▸ **EXERCISE DIRECTIONS**:
Reproduce all of the data exactly.

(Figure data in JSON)
= = = = = = =

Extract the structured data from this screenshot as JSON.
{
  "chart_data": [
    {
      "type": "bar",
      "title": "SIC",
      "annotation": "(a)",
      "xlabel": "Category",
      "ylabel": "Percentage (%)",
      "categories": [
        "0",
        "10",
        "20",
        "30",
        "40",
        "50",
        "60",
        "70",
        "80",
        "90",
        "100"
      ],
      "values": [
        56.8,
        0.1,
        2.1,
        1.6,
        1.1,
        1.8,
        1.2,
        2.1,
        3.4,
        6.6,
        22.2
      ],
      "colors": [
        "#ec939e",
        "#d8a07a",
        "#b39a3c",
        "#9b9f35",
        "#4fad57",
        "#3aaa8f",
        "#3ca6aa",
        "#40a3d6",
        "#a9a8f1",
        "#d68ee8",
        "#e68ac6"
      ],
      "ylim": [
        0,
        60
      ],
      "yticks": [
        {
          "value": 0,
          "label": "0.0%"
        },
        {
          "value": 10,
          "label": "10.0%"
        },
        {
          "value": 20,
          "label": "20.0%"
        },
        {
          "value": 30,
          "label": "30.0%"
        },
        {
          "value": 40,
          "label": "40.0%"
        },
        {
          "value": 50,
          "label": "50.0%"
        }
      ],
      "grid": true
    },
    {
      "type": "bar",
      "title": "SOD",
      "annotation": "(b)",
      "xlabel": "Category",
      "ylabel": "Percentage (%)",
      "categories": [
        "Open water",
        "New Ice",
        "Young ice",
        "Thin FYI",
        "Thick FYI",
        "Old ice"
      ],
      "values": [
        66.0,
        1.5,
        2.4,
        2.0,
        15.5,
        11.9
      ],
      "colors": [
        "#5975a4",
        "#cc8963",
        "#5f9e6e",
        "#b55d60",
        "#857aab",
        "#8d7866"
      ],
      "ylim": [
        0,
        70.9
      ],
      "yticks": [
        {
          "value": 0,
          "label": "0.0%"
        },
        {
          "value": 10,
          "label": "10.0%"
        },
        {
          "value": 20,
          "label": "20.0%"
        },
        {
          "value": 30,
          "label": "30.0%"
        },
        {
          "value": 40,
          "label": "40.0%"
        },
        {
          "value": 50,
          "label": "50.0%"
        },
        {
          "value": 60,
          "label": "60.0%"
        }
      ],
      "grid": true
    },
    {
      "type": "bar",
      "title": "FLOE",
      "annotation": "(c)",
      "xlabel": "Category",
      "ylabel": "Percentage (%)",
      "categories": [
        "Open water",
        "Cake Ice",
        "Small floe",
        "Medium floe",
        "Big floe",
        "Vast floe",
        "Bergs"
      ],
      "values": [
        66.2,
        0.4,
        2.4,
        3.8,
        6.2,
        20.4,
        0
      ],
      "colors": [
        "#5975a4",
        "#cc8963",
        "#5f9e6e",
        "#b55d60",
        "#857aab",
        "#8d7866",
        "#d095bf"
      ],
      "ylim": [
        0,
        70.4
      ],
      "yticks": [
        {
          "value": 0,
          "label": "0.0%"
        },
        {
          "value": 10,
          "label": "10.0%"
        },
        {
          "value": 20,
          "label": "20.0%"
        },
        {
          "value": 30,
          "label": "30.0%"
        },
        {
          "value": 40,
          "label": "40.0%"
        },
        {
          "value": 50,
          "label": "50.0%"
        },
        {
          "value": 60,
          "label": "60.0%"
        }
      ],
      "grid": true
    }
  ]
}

= = = = = = =

▸ **TASK OUTPUT**:
Extract the structured data from this screenshot as JSON.
{
  "chart_data": [
    {
      "type": "bar",
      "title": "SIC",
      "annotation": "(a)",
      "xlabel": "Category",
      "ylabel": "Percentage (%)",
      "categories": [
        "0",
        "10",
        "20",
        "30",
        "40",
        "50",
        "60",
        "70",
        "80",
        "90",
        "100"
      ],
      "values": [
        56.8,
        0.1,
        2.1,
        1.6,
        1.1,
        1.8,
        1.2,
        2.1,
        3.4,
        6.6,
        22.2
      ],
      "colors": [
        "#ec939e",
        "#d8a07a",
        "#b39a3c",
        "#9b9f35",
        "#4fad57",
        "#3aaa8f",
        "#3ca6aa",
        "#40a3d6",
        "#a9a8f1",
        "#d68ee8",
        "#e68ac6"
      ],
      "ylim": [
        0,
        60
      ],
      "yticks": [
        {
          "value": 0,
          "label": "0.0%"
        },
        {
          "value": 10,
          "label": "10.0%"
        },
        {
          "value": 20,
          "label": "20.0%"
        },
        {
          "value": 30,
          "label": "30.0%"
        },
        {
          "value": 40,
          "label": "40.0%"
        },
        {
          "value": 50,
          "label": "50.0%"
        }
      ],
      "grid": true
    },
    {
      "type": "bar",
      "title": "SOD",
      "annotation": "(b)",
      "xlabel": "Category",
      "ylabel": "Percentage (%)",
      "categories": [
        "Open water",
        "New Ice",
        "Young ice",
        "Thin FYI",
        "Thick FYI",
        "Old ice"
      ],
      "values": [
        66.0,
        1.5,
        2.4,
        2.0,
        15.5,
        11.9
      ],
      "colors": [
        "#5975a4",
        "#cc8963",
        "#5f9e6e",
        "#b55d60",
        "#857aab",
        "#8d7866"
      ],
      "ylim": [
        0,
        70.9
      ],
      "yticks": [
        {
          "value": 0,
          "label": "0.0%"
        },
        {
          "value": 10,
          "label": "10.0%"
        },
        {
          "value": 20,
          "label": "20.0%"
        },
        {
          "value": 30,
          "label": "30.0%"
        },
        {
          "value": 40,
          "label": "40.0%"
        },
        {
          "value": 50,
          "label": "50.0%"
        },
        {
          "value": 60,
          "label": "60.0%"
        }
      ],
      "grid": true
    },
    {
      "type": "bar",
      "title": "FLOE",
      "annotation": "(c)",
      "xlabel": "Category",
      "ylabel": "Percentage (%)",
      "categories": [
        "Open water",
        "Cake Ice",
        "Small floe",
        "Medium floe",
        "Big floe",
        "Vast floe",
        "Bergs"
      ],
      "values": [
        66.2,
        0.4,
        2.4,
        3.8,
        6.2,
        20.4,
        0
      ],
      "colors": [
        "#5975a4",
        "#cc8963",
        "#5f9e6e",
        "#b55d60",
        "#857aab",
        "#8d7866",
        "#d095bf"
      ],
      "ylim": [
        0,
        70.4
      ],
      "yticks": [
        {
          "value": 0,
          "label": "0.0%"
        },
        {
          "value": 10,
          "label": "10.0%"
        },
        {
          "value": 20,
          "label": "20.0%"
        },
        {
          "value": 30,
          "label": "30.0%"
        },
        {
          "value": 40,
          "label": "40.0%"
        },
        {
          "value": 50,
          "label": "50.0%"
        },
        {
          "value": 60,
          "label": "60.0%"
        }
      ],
      "grid": true
    }
  ]
}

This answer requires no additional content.